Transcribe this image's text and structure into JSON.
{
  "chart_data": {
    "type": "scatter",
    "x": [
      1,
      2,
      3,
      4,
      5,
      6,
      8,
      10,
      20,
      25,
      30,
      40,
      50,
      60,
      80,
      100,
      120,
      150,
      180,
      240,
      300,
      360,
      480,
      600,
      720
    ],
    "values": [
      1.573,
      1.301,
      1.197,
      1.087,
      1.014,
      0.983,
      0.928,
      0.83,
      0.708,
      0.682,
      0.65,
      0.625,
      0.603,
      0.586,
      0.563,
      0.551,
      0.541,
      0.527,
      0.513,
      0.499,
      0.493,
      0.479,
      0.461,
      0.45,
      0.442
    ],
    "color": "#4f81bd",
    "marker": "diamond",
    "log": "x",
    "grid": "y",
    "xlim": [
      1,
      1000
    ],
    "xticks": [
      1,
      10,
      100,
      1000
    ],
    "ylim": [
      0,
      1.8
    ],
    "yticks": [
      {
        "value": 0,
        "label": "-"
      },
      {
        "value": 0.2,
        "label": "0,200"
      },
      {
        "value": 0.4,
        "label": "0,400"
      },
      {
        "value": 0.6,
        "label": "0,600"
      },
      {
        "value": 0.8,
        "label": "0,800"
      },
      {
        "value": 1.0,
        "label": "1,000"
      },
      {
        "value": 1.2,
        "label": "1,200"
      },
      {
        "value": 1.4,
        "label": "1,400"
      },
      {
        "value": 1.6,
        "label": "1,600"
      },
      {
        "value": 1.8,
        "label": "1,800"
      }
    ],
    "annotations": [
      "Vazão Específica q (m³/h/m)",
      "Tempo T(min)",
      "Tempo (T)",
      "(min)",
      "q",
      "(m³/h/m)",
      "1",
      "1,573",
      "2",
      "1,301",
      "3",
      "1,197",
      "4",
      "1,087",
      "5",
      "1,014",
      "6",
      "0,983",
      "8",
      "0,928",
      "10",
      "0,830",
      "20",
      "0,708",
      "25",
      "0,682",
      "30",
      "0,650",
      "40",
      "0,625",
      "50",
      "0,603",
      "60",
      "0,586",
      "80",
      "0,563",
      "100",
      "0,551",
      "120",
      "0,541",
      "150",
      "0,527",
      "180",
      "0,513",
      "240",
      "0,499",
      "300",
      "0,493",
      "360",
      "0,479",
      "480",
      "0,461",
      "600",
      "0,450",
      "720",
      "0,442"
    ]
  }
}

◆ **CHALLENGE**:
Filter the records above for "label" and copy every matching line.

◆ **ANSWER TO THE TASK**:
        "label": "-"
        "label": "0,200"
        "label": "0,400"
        "label": "0,600"
        "label": "0,800"
        "label": "1,000"
        "label": "1,200"
        "label": "1,400"
        "label": "1,600"
        "label": "1,800"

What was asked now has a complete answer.